## Required task
Quote every line of the material beneath this one.

(Dataset records)
»»

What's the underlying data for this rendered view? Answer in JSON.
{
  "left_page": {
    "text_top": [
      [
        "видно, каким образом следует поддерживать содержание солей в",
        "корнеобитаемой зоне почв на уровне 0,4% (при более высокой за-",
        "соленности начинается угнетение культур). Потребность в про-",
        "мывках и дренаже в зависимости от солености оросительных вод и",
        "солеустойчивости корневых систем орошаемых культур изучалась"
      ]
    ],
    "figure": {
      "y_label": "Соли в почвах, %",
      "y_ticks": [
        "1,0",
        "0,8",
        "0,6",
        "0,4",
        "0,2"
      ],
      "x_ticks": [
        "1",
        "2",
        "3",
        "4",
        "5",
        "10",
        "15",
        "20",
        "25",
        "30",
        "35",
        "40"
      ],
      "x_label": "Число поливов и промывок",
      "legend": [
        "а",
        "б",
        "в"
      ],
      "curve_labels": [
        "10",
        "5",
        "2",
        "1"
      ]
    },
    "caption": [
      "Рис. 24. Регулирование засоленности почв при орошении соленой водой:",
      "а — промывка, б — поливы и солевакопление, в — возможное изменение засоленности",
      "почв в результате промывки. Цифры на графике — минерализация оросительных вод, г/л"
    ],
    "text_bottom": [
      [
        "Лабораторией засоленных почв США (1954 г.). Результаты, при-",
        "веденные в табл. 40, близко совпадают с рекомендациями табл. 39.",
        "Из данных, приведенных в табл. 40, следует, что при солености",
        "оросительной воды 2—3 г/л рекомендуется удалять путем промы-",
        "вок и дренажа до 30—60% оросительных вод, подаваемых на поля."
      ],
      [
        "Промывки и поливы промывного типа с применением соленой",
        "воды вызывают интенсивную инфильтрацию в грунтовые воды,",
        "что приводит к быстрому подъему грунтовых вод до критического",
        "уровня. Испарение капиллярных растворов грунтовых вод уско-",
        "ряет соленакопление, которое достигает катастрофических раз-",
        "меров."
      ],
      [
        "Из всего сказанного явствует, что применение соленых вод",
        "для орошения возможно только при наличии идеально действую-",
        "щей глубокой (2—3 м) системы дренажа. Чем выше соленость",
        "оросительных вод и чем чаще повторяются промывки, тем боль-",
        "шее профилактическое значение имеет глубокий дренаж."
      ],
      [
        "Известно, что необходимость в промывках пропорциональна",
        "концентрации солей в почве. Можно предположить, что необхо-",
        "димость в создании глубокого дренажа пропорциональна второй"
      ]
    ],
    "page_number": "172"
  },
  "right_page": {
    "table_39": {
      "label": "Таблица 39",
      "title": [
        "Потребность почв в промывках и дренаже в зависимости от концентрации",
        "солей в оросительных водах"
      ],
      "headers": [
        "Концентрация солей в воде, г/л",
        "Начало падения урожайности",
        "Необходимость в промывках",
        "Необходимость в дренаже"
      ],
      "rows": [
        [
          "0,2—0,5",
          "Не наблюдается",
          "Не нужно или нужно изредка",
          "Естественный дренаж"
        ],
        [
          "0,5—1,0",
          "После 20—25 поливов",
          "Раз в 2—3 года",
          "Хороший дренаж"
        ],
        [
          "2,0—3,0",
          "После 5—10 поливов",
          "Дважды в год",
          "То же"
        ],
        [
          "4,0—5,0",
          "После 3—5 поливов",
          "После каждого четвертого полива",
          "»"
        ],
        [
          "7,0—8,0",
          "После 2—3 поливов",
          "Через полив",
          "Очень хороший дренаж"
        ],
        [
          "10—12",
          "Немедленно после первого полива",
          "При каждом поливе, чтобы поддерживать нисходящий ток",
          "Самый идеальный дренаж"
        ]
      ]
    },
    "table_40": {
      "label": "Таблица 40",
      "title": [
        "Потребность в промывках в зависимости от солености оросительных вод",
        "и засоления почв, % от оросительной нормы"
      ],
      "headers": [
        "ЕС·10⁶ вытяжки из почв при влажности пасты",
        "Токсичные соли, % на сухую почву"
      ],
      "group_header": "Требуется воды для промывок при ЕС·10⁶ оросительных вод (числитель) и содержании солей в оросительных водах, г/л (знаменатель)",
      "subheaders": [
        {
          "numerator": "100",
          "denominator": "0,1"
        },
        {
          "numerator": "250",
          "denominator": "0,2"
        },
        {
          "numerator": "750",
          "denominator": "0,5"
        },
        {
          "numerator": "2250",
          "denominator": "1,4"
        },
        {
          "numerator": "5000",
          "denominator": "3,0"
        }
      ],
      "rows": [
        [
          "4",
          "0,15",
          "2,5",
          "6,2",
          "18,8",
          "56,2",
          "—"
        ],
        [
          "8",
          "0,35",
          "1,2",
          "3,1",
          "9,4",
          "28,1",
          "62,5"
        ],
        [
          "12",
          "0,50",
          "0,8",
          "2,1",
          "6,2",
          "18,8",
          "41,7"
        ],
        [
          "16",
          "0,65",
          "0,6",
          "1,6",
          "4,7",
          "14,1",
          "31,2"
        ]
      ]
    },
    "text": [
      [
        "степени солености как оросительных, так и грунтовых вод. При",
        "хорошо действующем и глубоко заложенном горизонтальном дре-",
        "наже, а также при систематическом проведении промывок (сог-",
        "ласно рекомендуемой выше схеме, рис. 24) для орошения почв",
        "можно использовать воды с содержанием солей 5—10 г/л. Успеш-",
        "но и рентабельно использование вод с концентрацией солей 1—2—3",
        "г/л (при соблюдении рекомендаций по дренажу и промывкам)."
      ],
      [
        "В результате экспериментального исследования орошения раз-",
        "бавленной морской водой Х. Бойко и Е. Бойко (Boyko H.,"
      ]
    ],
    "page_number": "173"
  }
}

««

## Solution
What's the underlying data for this rendered view? Answer in JSON.
{
  "left_page": {
    "text_top": [
      [
        "видно, каким образом следует поддерживать содержание солей в",
        "корнеобитаемой зоне почв на уровне 0,4% (при более высокой за-",
        "соленности начинается угнетение культур). Потребность в про-",
        "мывках и дренаже в зависимости от солености оросительных вод и",
        "солеустойчивости корневых систем орошаемых культур изучалась"
      ]
    ],
    "figure": {
      "y_label": "Соли в почвах, %",
      "y_ticks": [
        "1,0",
        "0,8",
        "0,6",
        "0,4",
        "0,2"
      ],
      "x_ticks": [
        "1",
        "2",
        "3",
        "4",
        "5",
        "10",
        "15",
        "20",
        "25",
        "30",
        "35",
        "40"
      ],
      "x_label": "Число поливов и промывок",
      "legend": [
        "а",
        "б",
        "в"
      ],
      "curve_labels": [
        "10",
        "5",
        "2",
        "1"
      ]
    },
    "caption": [
      "Рис. 24. Регулирование засоленности почв при орошении соленой водой:",
      "а — промывка, б — поливы и солевакопление, в — возможное изменение засоленности",
      "почв в результате промывки. Цифры на графике — минерализация оросительных вод, г/л"
    ],
    "text_bottom": [
      [
        "Лабораторией засоленных почв США (1954 г.). Результаты, при-",
        "веденные в табл. 40, близко совпадают с рекомендациями табл. 39.",
        "Из данных, приведенных в табл. 40, следует, что при солености",
        "оросительной воды 2—3 г/л рекомендуется удалять путем промы-",
        "вок и дренажа до 30—60% оросительных вод, подаваемых на поля."
      ],
      [
        "Промывки и поливы промывного типа с применением соленой",
        "воды вызывают интенсивную инфильтрацию в грунтовые воды,",
        "что приводит к быстрому подъему грунтовых вод до критического",
        "уровня. Испарение капиллярных растворов грунтовых вод уско-",
        "ряет соленакопление, которое достигает катастрофических раз-",
        "меров."
      ],
      [
        "Из всего сказанного явствует, что применение соленых вод",
        "для орошения возможно только при наличии идеально действую-",
        "щей глубокой (2—3 м) системы дренажа. Чем выше соленость",
        "оросительных вод и чем чаще повторяются промывки, тем боль-",
        "шее профилактическое значение имеет глубокий дренаж."
      ],
      [
        "Известно, что необходимость в промывках пропорциональна",
        "концентрации солей в почве. Можно предположить, что необхо-",
        "димость в создании глубокого дренажа пропорциональна второй"
      ]
    ],
    "page_number": "172"
  },
  "right_page": {
    "table_39": {
      "label": "Таблица 39",
      "title": [
        "Потребность почв в промывках и дренаже в зависимости от концентрации",
        "солей в оросительных водах"
      ],
      "headers": [
        "Концентрация солей в воде, г/л",
        "Начало падения урожайности",
        "Необходимость в промывках",
        "Необходимость в дренаже"
      ],
      "rows": [
        [
          "0,2—0,5",
          "Не наблюдается",
          "Не нужно или нужно изредка",
          "Естественный дренаж"
        ],
        [
          "0,5—1,0",
          "После 20—25 поливов",
          "Раз в 2—3 года",
          "Хороший дренаж"
        ],
        [
          "2,0—3,0",
          "После 5—10 поливов",
          "Дважды в год",
          "То же"
        ],
        [
          "4,0—5,0",
          "После 3—5 поливов",
          "После каждого четвертого полива",
          "»"
        ],
        [
          "7,0—8,0",
          "После 2—3 поливов",
          "Через полив",
          "Очень хороший дренаж"
        ],
        [
          "10—12",
          "Немедленно после первого полива",
          "При каждом поливе, чтобы поддерживать нисходящий ток",
          "Самый идеальный дренаж"
        ]
      ]
    },
    "table_40": {
      "label": "Таблица 40",
      "title": [
        "Потребность в промывках в зависимости от солености оросительных вод",
        "и засоления почв, % от оросительной нормы"
      ],
      "headers": [
        "ЕС·10⁶ вытяжки из почв при влажности пасты",
        "Токсичные соли, % на сухую почву"
      ],
      "group_header": "Требуется воды для промывок при ЕС·10⁶ оросительных вод (числитель) и содержании солей в оросительных водах, г/л (знаменатель)",
      "subheaders": [
        {
          "numerator": "100",
          "denominator": "0,1"
        },
        {
          "numerator": "250",
          "denominator": "0,2"
        },
        {
          "numerator": "750",
          "denominator": "0,5"
        },
        {
          "numerator": "2250",
          "denominator": "1,4"
        },
        {
          "numerator": "5000",
          "denominator": "3,0"
        }
      ],
      "rows": [
        [
          "4",
          "0,15",
          "2,5",
          "6,2",
          "18,8",
          "56,2",
          "—"
        ],
        [
          "8",
          "0,35",
          "1,2",
          "3,1",
          "9,4",
          "28,1",
          "62,5"
        ],
        [
          "12",
          "0,50",
          "0,8",
          "2,1",
          "6,2",
          "18,8",
          "41,7"
        ],
        [
          "16",
          "0,65",
          "0,6",
          "1,6",
          "4,7",
          "14,1",
          "31,2"
        ]
      ]
    },
    "text": [
      [
        "степени солености как оросительных, так и грунтовых вод. При",
        "хорошо действующем и глубоко заложенном горизонтальном дре-",
        "наже, а также при систематическом проведении промывок (сог-",
        "ласно рекомендуемой выше схеме, рис. 24) для орошения почв",
        "можно использовать воды с содержанием солей 5—10 г/л. Успеш-",
        "но и рентабельно использование вод с концентрацией солей 1—2—3",
        "г/л (при соблюдении рекомендаций по дренажу и промывкам)."
      ],
      [
        "В результате экспериментального исследования орошения раз-",
        "бавленной морской водой Х. Бойко и Е. Бойко (Boyko H.,"
      ]
    ],
    "page_number": "173"
  }
}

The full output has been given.